* [Task]
Exclude the pictures; give every entry again exactly as written.
━━━━━ Task material
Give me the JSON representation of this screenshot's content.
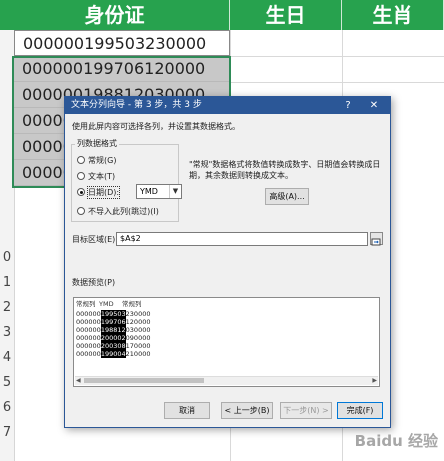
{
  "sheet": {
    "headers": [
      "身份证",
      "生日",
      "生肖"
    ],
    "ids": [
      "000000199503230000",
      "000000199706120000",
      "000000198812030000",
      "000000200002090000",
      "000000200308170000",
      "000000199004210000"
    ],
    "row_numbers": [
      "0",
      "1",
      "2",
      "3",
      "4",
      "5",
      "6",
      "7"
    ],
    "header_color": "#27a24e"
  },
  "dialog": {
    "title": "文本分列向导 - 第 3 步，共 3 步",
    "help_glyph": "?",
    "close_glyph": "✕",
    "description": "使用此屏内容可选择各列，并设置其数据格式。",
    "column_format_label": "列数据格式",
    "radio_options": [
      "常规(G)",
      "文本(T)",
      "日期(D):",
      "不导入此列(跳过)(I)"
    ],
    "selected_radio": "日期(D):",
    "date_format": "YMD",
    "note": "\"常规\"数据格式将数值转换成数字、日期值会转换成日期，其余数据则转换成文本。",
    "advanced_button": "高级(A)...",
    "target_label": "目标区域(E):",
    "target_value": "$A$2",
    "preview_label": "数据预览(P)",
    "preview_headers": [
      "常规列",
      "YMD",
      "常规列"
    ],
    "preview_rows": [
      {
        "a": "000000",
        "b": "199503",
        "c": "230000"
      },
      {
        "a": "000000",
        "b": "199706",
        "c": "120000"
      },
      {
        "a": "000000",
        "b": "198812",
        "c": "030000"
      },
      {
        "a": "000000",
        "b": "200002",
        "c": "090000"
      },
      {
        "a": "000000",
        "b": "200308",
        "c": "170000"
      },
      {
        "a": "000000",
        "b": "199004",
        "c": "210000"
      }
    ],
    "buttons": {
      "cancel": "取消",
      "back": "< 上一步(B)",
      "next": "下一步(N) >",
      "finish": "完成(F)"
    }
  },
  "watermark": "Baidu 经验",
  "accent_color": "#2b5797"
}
━━━━━━━━━━
* [Expected answer]
Give me the JSON representation of this screenshot's content.
{
  "sheet": {
    "headers": [
      "身份证",
      "生日",
      "生肖"
    ],
    "ids": [
      "000000199503230000",
      "000000199706120000",
      "000000198812030000",
      "000000200002090000",
      "000000200308170000",
      "000000199004210000"
    ],
    "row_numbers": [
      "0",
      "1",
      "2",
      "3",
      "4",
      "5",
      "6",
      "7"
    ],
    "header_color": "#27a24e"
  },
  "dialog": {
    "title": "文本分列向导 - 第 3 步，共 3 步",
    "help_glyph": "?",
    "close_glyph": "✕",
    "description": "使用此屏内容可选择各列，并设置其数据格式。",
    "column_format_label": "列数据格式",
    "radio_options": [
      "常规(G)",
      "文本(T)",
      "日期(D):",
      "不导入此列(跳过)(I)"
    ],
    "selected_radio": "日期(D):",
    "date_format": "YMD",
    "note": "\"常规\"数据格式将数值转换成数字、日期值会转换成日期，其余数据则转换成文本。",
    "advanced_button": "高级(A)...",
    "target_label": "目标区域(E):",
    "target_value": "$A$2",
    "preview_label": "数据预览(P)",
    "preview_headers": [
      "常规列",
      "YMD",
      "常规列"
    ],
    "preview_rows": [
      {
        "a": "000000",
        "b": "199503",
        "c": "230000"
      },
      {
        "a": "000000",
        "b": "199706",
        "c": "120000"
      },
      {
        "a": "000000",
        "b": "198812",
        "c": "030000"
      },
      {
        "a": "000000",
        "b": "200002",
        "c": "090000"
      },
      {
        "a": "000000",
        "b": "200308",
        "c": "170000"
      },
      {
        "a": "000000",
        "b": "199004",
        "c": "210000"
      }
    ],
    "buttons": {
      "cancel": "取消",
      "back": "< 上一步(B)",
      "next": "下一步(N) >",
      "finish": "完成(F)"
    }
  },
  "watermark": "Baidu 经验",
  "accent_color": "#2b5797"
}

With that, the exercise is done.